### Available data ###

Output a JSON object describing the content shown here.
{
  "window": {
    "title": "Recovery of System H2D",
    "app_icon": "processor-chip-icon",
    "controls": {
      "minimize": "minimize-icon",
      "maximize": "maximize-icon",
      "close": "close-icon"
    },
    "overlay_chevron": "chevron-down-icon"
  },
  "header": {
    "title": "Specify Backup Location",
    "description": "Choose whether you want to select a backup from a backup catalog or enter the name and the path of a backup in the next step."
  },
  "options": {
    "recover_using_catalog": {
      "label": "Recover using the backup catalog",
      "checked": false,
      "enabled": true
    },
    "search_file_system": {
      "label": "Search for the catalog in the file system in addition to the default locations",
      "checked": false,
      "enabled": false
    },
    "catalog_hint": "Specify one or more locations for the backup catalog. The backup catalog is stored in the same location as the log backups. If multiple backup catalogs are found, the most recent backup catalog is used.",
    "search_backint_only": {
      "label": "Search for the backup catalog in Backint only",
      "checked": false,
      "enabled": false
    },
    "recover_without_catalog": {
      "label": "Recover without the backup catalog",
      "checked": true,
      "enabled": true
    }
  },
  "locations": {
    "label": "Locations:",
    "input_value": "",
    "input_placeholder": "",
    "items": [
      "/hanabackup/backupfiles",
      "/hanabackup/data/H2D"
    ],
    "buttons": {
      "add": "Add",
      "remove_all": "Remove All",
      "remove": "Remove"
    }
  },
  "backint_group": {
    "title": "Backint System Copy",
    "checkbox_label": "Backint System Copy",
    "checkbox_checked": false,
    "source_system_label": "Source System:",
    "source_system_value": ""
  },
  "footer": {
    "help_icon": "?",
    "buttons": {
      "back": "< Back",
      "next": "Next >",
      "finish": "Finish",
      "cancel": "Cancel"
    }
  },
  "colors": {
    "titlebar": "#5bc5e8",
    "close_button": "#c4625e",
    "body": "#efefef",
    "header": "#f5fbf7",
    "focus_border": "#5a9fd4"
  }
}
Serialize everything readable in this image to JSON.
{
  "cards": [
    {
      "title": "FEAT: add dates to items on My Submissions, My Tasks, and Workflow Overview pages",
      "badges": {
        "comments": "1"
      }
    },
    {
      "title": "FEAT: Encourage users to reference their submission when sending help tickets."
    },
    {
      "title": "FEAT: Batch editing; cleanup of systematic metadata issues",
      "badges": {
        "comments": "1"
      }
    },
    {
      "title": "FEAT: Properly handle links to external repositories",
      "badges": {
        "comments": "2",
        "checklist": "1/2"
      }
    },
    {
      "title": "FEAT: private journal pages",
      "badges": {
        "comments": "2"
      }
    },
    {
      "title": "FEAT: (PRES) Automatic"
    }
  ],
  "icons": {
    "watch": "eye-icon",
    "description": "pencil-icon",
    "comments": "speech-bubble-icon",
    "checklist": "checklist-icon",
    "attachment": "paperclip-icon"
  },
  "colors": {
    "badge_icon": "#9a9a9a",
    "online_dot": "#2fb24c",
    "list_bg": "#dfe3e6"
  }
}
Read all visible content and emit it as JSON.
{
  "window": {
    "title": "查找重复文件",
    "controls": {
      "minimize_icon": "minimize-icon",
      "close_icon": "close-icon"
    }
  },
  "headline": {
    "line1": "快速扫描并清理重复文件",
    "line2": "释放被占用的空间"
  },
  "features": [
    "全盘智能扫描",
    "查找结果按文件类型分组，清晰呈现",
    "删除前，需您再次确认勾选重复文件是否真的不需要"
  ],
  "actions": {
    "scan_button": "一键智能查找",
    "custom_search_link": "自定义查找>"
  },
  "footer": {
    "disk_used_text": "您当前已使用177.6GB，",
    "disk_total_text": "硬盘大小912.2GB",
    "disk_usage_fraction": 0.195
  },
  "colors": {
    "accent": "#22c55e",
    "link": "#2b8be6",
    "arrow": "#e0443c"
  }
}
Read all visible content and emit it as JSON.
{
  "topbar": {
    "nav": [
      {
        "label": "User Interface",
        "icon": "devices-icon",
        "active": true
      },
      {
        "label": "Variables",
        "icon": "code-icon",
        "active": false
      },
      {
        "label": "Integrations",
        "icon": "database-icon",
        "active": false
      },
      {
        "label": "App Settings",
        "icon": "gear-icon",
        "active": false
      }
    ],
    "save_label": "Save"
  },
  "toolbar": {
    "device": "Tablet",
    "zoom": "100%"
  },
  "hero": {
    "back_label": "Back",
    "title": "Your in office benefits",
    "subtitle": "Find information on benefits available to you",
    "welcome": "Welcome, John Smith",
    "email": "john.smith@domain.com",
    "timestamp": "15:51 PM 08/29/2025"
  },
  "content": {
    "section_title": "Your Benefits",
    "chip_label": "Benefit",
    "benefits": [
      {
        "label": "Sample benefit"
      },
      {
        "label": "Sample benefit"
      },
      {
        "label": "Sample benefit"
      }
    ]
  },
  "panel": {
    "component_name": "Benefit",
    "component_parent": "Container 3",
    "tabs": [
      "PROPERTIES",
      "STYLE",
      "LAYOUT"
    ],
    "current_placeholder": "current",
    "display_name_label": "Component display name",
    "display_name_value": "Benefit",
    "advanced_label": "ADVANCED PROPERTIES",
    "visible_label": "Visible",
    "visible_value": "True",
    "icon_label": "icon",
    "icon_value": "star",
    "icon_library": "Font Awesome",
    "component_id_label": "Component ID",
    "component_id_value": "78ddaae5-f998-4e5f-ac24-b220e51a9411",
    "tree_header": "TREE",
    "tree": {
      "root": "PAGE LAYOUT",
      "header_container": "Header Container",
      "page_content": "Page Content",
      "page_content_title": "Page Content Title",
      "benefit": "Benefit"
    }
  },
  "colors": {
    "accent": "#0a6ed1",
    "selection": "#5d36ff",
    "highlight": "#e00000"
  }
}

###

> [Aim of the exercise] Read through the data and copy every line where "checklist" shows up.

> [Expected output]
        "checklist": "1/2"
    "checklist": "checklist-icon",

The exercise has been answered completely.